#### What is needed:
Render the following material again verbatim, leaving nothing out.

#### Listed records:
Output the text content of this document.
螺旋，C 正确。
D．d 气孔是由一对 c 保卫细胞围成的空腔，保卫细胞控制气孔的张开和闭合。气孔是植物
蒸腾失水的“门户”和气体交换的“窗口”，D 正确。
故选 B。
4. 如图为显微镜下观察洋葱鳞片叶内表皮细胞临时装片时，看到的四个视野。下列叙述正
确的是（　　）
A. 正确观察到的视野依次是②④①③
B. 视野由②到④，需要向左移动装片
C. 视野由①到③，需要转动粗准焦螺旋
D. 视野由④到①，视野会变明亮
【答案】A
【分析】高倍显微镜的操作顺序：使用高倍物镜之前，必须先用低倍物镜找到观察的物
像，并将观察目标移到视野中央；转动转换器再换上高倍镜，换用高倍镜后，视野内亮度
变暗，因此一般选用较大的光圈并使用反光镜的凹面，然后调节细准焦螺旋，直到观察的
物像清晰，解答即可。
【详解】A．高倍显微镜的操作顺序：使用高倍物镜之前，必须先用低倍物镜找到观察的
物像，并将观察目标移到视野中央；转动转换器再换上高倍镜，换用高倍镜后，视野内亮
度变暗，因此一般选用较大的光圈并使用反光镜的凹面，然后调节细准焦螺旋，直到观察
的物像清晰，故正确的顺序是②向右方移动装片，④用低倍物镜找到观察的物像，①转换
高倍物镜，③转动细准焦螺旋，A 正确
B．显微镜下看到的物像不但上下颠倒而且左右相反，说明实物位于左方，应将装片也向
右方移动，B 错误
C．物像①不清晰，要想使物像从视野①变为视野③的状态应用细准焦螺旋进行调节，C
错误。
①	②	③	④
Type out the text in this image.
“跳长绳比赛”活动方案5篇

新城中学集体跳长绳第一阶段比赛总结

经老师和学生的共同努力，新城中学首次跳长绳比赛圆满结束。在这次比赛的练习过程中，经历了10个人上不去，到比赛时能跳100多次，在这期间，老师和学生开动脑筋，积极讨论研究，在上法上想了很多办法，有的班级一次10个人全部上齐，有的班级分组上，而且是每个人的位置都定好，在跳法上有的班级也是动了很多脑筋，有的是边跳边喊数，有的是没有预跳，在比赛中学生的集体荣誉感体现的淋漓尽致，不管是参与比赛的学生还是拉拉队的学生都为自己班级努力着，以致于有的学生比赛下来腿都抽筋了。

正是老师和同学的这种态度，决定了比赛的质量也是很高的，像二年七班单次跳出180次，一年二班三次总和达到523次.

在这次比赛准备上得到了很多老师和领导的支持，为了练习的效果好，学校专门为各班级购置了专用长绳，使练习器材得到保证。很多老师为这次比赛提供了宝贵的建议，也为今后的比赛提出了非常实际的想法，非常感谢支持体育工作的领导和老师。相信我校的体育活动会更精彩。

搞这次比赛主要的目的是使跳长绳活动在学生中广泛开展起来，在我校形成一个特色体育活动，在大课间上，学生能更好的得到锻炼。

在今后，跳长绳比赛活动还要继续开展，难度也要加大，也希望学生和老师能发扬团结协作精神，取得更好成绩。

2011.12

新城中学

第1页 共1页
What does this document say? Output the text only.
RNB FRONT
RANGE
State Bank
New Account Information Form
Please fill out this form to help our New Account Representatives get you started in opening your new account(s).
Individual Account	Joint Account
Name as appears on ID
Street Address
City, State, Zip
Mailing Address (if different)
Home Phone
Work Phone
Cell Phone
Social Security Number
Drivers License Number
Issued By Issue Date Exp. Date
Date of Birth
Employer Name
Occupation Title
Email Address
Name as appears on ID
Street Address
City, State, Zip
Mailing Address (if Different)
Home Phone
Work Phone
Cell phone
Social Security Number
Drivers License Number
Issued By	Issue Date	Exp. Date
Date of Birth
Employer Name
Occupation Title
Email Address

#### Reply to the task:
Output the text content of this document.
螺旋，C 正确。
D．d 气孔是由一对 c 保卫细胞围成的空腔，保卫细胞控制气孔的张开和闭合。气孔是植物
蒸腾失水的“门户”和气体交换的“窗口”，D 正确。
故选 B。
4. 如图为显微镜下观察洋葱鳞片叶内表皮细胞临时装片时，看到的四个视野。下列叙述正
确的是（　　）
A. 正确观察到的视野依次是②④①③
B. 视野由②到④，需要向左移动装片
C. 视野由①到③，需要转动粗准焦螺旋
D. 视野由④到①，视野会变明亮
【答案】A
【分析】高倍显微镜的操作顺序：使用高倍物镜之前，必须先用低倍物镜找到观察的物
像，并将观察目标移到视野中央；转动转换器再换上高倍镜，换用高倍镜后，视野内亮度
变暗，因此一般选用较大的光圈并使用反光镜的凹面，然后调节细准焦螺旋，直到观察的
物像清晰，解答即可。
【详解】A．高倍显微镜的操作顺序：使用高倍物镜之前，必须先用低倍物镜找到观察的
物像，并将观察目标移到视野中央；转动转换器再换上高倍镜，换用高倍镜后，视野内亮
度变暗，因此一般选用较大的光圈并使用反光镜的凹面，然后调节细准焦螺旋，直到观察
的物像清晰，故正确的顺序是②向右方移动装片，④用低倍物镜找到观察的物像，①转换
高倍物镜，③转动细准焦螺旋，A 正确
B．显微镜下看到的物像不但上下颠倒而且左右相反，说明实物位于左方，应将装片也向
右方移动，B 错误
C．物像①不清晰，要想使物像从视野①变为视野③的状态应用细准焦螺旋进行调节，C
错误。
①	②	③	④
Type out the text in this image.
“跳长绳比赛”活动方案5篇

新城中学集体跳长绳第一阶段比赛总结

经老师和学生的共同努力，新城中学首次跳长绳比赛圆满结束。在这次比赛的练习过程中，经历了10个人上不去，到比赛时能跳100多次，在这期间，老师和学生开动脑筋，积极讨论研究，在上法上想了很多办法，有的班级一次10个人全部上齐，有的班级分组上，而且是每个人的位置都定好，在跳法上有的班级也是动了很多脑筋，有的是边跳边喊数，有的是没有预跳，在比赛中学生的集体荣誉感体现的淋漓尽致，不管是参与比赛的学生还是拉拉队的学生都为自己班级努力着，以致于有的学生比赛下来腿都抽筋了。

正是老师和同学的这种态度，决定了比赛的质量也是很高的，像二年七班单次跳出180次，一年二班三次总和达到523次.

在这次比赛准备上得到了很多老师和领导的支持，为了练习的效果好，学校专门为各班级购置了专用长绳，使练习器材得到保证。很多老师为这次比赛提供了宝贵的建议，也为今后的比赛提出了非常实际的想法，非常感谢支持体育工作的领导和老师。相信我校的体育活动会更精彩。

搞这次比赛主要的目的是使跳长绳活动在学生中广泛开展起来，在我校形成一个特色体育活动，在大课间上，学生能更好的得到锻炼。

在今后，跳长绳比赛活动还要继续开展，难度也要加大，也希望学生和老师能发扬团结协作精神，取得更好成绩。

2011.12

新城中学

第1页 共1页
What does this document say? Output the text only.
RNB FRONT
RANGE
State Bank
New Account Information Form
Please fill out this form to help our New Account Representatives get you started in opening your new account(s).
Individual Account	Joint Account
Name as appears on ID
Street Address
City, State, Zip
Mailing Address (if different)
Home Phone
Work Phone
Cell Phone
Social Security Number
Drivers License Number
Issued By Issue Date Exp. Date
Date of Birth
Employer Name
Occupation Title
Email Address
Name as appears on ID
Street Address
City, State, Zip
Mailing Address (if Different)
Home Phone
Work Phone
Cell phone
Social Security Number
Drivers License Number
Issued By	Issue Date	Exp. Date
Date of Birth
Employer Name
Occupation Title
Email Address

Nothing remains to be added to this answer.